▸ **WHAT TO PRODUCE**
For each line of the data below that holds "在工作中勇于承担责任", copy the line.

======== RECORD EXTRACTS

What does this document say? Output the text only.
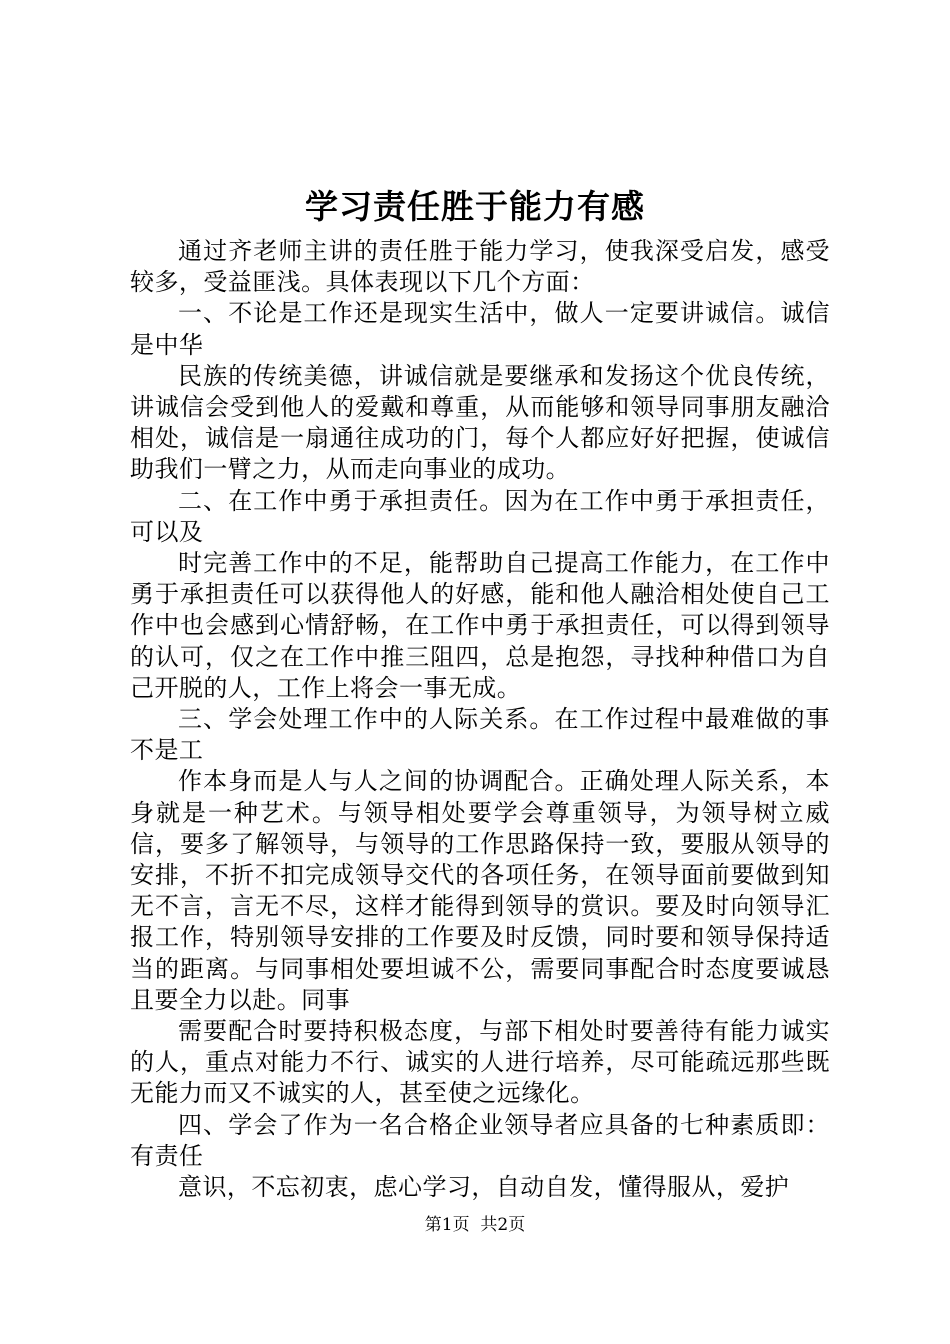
学习责任胜于能力有感

通过齐老师主讲的责任胜于能力学习，使我深受启发，感受较多，受益匪浅。具体表现以下几个方面：

一、不论是工作还是现实生活中，做人一定要讲诚信。诚信是中华

民族的传统美德，讲诚信就是要继承和发扬这个优良传统，讲诚信会受到他人的爱戴和尊重，从而能够和领导同事朋友融洽相处，诚信是一扇通往成功的门，每个人都应好好把握，使诚信助我们一臂之力，从而走向事业的成功。

二、在工作中勇于承担责任。因为在工作中勇于承担责任，可以及

时完善工作中的不足，能帮助自己提高工作能力，在工作中勇于承担责任可以获得他人的好感，能和他人融洽相处使自己工作中也会感到心情舒畅，在工作中勇于承担责任，可以得到领导的认可，仅之在工作中推三阻四，总是抱怨，寻找种种借口为自己开脱的人，工作上将会一事无成。

三、学会处理工作中的人际关系。在工作过程中最难做的事不是工

作本身而是人与人之间的协调配合。正确处理人际关系，本身就是一种艺术。与领导相处要学会尊重领导，为领导树立威信，要多了解领导，与领导的工作思路保持一致，要服从领导的安排，不折不扣完成领导交代的各项任务，在领导面前要做到知无不言，言无不尽，这样才能得到领导的赏识。要及时向领导汇报工作，特别领导安排的工作要及时反馈，同时要和领导保持适当的距离。与同事相处要坦诚不公，需要同事配合时态度要诚恳且要全力以赴。同事

需要配合时要持积极态度，与部下相处时要善待有能力诚实的人，重点对能力不行、诚实的人进行培养，尽可能疏远那些既无能力而又不诚实的人，甚至使之远缘化。

四、学会了作为一名合格企业领导者应具备的七种素质即：有责任

意识，不忘初衷，虑心学习，自动自发，懂得服从，爱护

第1页  共2页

================

▸ **EXERCISE ANSWER**
二、在工作中勇于承担责任。因为在工作中勇于承担责任，可以及
时完善工作中的不足，能帮助自己提高工作能力，在工作中勇于承担责任可以获得他人的好感，能和他人融洽相处使自己工作中也会感到心情舒畅，在工作中勇于承担责任，可以得到领导的认可，仅之在工作中推三阻四，总是抱怨，寻找种种借口为自己开脱的人，工作上将会一事无成。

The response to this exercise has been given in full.